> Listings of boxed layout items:
···
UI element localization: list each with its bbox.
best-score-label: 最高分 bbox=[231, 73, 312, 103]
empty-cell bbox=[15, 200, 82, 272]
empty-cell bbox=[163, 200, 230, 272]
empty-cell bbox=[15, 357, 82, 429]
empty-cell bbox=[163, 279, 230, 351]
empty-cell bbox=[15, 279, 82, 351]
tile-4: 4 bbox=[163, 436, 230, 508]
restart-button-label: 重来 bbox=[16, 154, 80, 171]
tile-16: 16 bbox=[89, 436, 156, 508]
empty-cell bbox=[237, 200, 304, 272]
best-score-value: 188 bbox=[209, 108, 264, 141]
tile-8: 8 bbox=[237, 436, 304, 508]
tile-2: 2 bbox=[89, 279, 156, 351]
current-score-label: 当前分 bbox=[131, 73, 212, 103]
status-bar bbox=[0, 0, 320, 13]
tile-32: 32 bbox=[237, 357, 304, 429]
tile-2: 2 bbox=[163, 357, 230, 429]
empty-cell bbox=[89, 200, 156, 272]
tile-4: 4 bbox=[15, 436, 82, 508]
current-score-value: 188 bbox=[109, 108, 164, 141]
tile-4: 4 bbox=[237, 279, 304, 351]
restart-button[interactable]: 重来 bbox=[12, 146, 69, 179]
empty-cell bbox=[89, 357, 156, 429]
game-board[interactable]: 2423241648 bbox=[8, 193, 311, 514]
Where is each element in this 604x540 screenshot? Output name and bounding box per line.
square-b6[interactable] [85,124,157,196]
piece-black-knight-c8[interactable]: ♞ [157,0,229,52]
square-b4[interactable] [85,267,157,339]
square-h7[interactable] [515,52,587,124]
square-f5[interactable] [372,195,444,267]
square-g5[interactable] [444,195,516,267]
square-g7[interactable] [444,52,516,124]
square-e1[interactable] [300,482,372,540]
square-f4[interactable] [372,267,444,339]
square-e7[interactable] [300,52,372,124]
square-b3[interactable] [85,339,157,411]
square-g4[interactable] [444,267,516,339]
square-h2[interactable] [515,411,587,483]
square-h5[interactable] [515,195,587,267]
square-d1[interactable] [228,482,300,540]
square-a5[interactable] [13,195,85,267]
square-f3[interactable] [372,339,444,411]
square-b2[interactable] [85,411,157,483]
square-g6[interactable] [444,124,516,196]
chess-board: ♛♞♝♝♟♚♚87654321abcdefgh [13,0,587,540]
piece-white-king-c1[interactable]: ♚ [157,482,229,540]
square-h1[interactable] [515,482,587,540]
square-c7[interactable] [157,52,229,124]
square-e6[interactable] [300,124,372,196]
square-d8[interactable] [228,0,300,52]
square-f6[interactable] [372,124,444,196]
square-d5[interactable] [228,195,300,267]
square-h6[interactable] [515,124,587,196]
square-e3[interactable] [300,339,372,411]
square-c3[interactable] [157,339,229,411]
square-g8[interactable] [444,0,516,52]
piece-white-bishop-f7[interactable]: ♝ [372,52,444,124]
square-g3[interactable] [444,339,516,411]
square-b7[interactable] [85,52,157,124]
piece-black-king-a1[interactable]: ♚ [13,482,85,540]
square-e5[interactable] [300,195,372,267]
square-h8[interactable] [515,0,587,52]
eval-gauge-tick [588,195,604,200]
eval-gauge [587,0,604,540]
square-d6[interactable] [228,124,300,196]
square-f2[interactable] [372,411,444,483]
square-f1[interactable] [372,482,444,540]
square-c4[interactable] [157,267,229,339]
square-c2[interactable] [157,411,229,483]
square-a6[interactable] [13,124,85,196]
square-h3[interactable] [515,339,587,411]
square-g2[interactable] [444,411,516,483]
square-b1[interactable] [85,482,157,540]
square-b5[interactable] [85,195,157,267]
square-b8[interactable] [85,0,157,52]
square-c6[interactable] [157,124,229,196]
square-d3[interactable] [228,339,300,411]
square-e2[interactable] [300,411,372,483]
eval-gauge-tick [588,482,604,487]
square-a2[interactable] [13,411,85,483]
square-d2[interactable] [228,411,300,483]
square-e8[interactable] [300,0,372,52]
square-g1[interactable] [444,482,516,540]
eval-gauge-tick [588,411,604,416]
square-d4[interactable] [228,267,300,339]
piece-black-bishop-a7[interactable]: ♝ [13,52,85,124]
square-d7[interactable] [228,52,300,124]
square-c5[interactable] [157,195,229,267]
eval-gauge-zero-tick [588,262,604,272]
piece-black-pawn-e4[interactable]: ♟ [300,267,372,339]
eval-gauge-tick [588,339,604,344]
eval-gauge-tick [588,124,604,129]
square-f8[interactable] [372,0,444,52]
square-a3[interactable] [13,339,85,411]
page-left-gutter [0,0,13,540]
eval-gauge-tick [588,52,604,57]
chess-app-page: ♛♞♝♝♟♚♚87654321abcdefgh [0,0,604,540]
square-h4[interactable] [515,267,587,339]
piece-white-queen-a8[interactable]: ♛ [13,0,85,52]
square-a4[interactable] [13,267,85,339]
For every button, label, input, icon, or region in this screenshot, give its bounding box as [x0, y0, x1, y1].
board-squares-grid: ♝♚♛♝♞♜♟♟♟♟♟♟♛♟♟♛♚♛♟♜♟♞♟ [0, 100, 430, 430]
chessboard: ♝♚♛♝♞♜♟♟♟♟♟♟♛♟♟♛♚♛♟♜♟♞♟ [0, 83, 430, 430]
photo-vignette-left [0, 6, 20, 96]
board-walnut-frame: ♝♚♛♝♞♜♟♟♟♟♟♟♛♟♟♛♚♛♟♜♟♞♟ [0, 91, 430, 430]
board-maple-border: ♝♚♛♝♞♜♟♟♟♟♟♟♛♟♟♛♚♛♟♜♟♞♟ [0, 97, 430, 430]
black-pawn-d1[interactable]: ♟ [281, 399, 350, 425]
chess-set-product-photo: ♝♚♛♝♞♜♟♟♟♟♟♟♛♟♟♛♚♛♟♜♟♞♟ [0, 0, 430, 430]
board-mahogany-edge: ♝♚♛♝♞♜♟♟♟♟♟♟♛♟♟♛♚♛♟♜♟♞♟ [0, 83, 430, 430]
···
> GOAL:
Return every line in the rows above without any change.

> EXERCISE OUTPUT:
UI element localization: list each with its bbox.
best-score-label: 最高分 bbox=[231, 73, 312, 103]
empty-cell bbox=[15, 200, 82, 272]
empty-cell bbox=[163, 200, 230, 272]
empty-cell bbox=[15, 357, 82, 429]
empty-cell bbox=[163, 279, 230, 351]
empty-cell bbox=[15, 279, 82, 351]
tile-4: 4 bbox=[163, 436, 230, 508]
restart-button-label: 重来 bbox=[16, 154, 80, 171]
tile-16: 16 bbox=[89, 436, 156, 508]
empty-cell bbox=[237, 200, 304, 272]
best-score-value: 188 bbox=[209, 108, 264, 141]
tile-8: 8 bbox=[237, 436, 304, 508]
tile-2: 2 bbox=[89, 279, 156, 351]
current-score-label: 当前分 bbox=[131, 73, 212, 103]
status-bar bbox=[0, 0, 320, 13]
tile-32: 32 bbox=[237, 357, 304, 429]
tile-2: 2 bbox=[163, 357, 230, 429]
empty-cell bbox=[89, 200, 156, 272]
tile-4: 4 bbox=[15, 436, 82, 508]
current-score-value: 188 bbox=[109, 108, 164, 141]
tile-4: 4 bbox=[237, 279, 304, 351]
restart-button[interactable]: 重来 bbox=[12, 146, 69, 179]
empty-cell bbox=[89, 357, 156, 429]
game-board[interactable]: 2423241648 bbox=[8, 193, 311, 514]
Where is each element in this 604x540 screenshot? Output name and bounding box per line.
square-b6[interactable] [85,124,157,196]
piece-black-knight-c8[interactable]: ♞ [157,0,229,52]
square-b4[interactable] [85,267,157,339]
square-h7[interactable] [515,52,587,124]
square-f5[interactable] [372,195,444,267]
square-g5[interactable] [444,195,516,267]
square-g7[interactable] [444,52,516,124]
square-e1[interactable] [300,482,372,540]
square-f4[interactable] [372,267,444,339]
square-e7[interactable] [300,52,372,124]
square-b3[interactable] [85,339,157,411]
square-g4[interactable] [444,267,516,339]
square-h2[interactable] [515,411,587,483]
square-h5[interactable] [515,195,587,267]
square-d1[interactable] [228,482,300,540]
square-a5[interactable] [13,195,85,267]
square-f3[interactable] [372,339,444,411]
square-b2[interactable] [85,411,157,483]
square-g6[interactable] [444,124,516,196]
chess-board: ♛♞♝♝♟♚♚87654321abcdefgh [13,0,587,540]
piece-white-king-c1[interactable]: ♚ [157,482,229,540]
square-h1[interactable] [515,482,587,540]
square-c7[interactable] [157,52,229,124]
square-e6[interactable] [300,124,372,196]
square-d8[interactable] [228,0,300,52]
square-f6[interactable] [372,124,444,196]
square-d5[interactable] [228,195,300,267]
square-h6[interactable] [515,124,587,196]
square-e3[interactable] [300,339,372,411]
square-c3[interactable] [157,339,229,411]
square-g8[interactable] [444,0,516,52]
piece-white-bishop-f7[interactable]: ♝ [372,52,444,124]
square-g3[interactable] [444,339,516,411]
square-b7[interactable] [85,52,157,124]
piece-black-king-a1[interactable]: ♚ [13,482,85,540]
square-e5[interactable] [300,195,372,267]
square-h8[interactable] [515,0,587,52]
eval-gauge-tick [588,195,604,200]
eval-gauge [587,0,604,540]
square-d6[interactable] [228,124,300,196]
square-f2[interactable] [372,411,444,483]
square-f1[interactable] [372,482,444,540]
square-c4[interactable] [157,267,229,339]
square-c2[interactable] [157,411,229,483]
square-a6[interactable] [13,124,85,196]
square-h3[interactable] [515,339,587,411]
square-g2[interactable] [444,411,516,483]
square-b1[interactable] [85,482,157,540]
square-b5[interactable] [85,195,157,267]
square-b8[interactable] [85,0,157,52]
square-c6[interactable] [157,124,229,196]
square-d3[interactable] [228,339,300,411]
square-e2[interactable] [300,411,372,483]
eval-gauge-tick [588,482,604,487]
square-a2[interactable] [13,411,85,483]
square-d2[interactable] [228,411,300,483]
square-e8[interactable] [300,0,372,52]
square-g1[interactable] [444,482,516,540]
eval-gauge-tick [588,411,604,416]
square-d4[interactable] [228,267,300,339]
piece-black-bishop-a7[interactable]: ♝ [13,52,85,124]
square-d7[interactable] [228,52,300,124]
square-c5[interactable] [157,195,229,267]
eval-gauge-zero-tick [588,262,604,272]
piece-black-pawn-e4[interactable]: ♟ [300,267,372,339]
eval-gauge-tick [588,339,604,344]
eval-gauge-tick [588,124,604,129]
square-f8[interactable] [372,0,444,52]
square-a3[interactable] [13,339,85,411]
page-left-gutter [0,0,13,540]
eval-gauge-tick [588,52,604,57]
chess-app-page: ♛♞♝♝♟♚♚87654321abcdefgh [0,0,604,540]
square-h4[interactable] [515,267,587,339]
piece-white-queen-a8[interactable]: ♛ [13,0,85,52]
square-a4[interactable] [13,267,85,339]
For every button, label, input, icon, or region in this screenshot, give its bounding box as [x0, y0, x1, y1].
board-squares-grid: ♝♚♛♝♞♜♟♟♟♟♟♟♛♟♟♛♚♛♟♜♟♞♟ [0, 100, 430, 430]
chessboard: ♝♚♛♝♞♜♟♟♟♟♟♟♛♟♟♛♚♛♟♜♟♞♟ [0, 83, 430, 430]
photo-vignette-left [0, 6, 20, 96]
board-walnut-frame: ♝♚♛♝♞♜♟♟♟♟♟♟♛♟♟♛♚♛♟♜♟♞♟ [0, 91, 430, 430]
board-maple-border: ♝♚♛♝♞♜♟♟♟♟♟♟♛♟♟♛♚♛♟♜♟♞♟ [0, 97, 430, 430]
black-pawn-d1[interactable]: ♟ [281, 399, 350, 425]
chess-set-product-photo: ♝♚♛♝♞♜♟♟♟♟♟♟♛♟♟♛♚♛♟♜♟♞♟ [0, 0, 430, 430]
board-mahogany-edge: ♝♚♛♝♞♜♟♟♟♟♟♟♛♟♟♛♚♛♟♜♟♞♟ [0, 83, 430, 430]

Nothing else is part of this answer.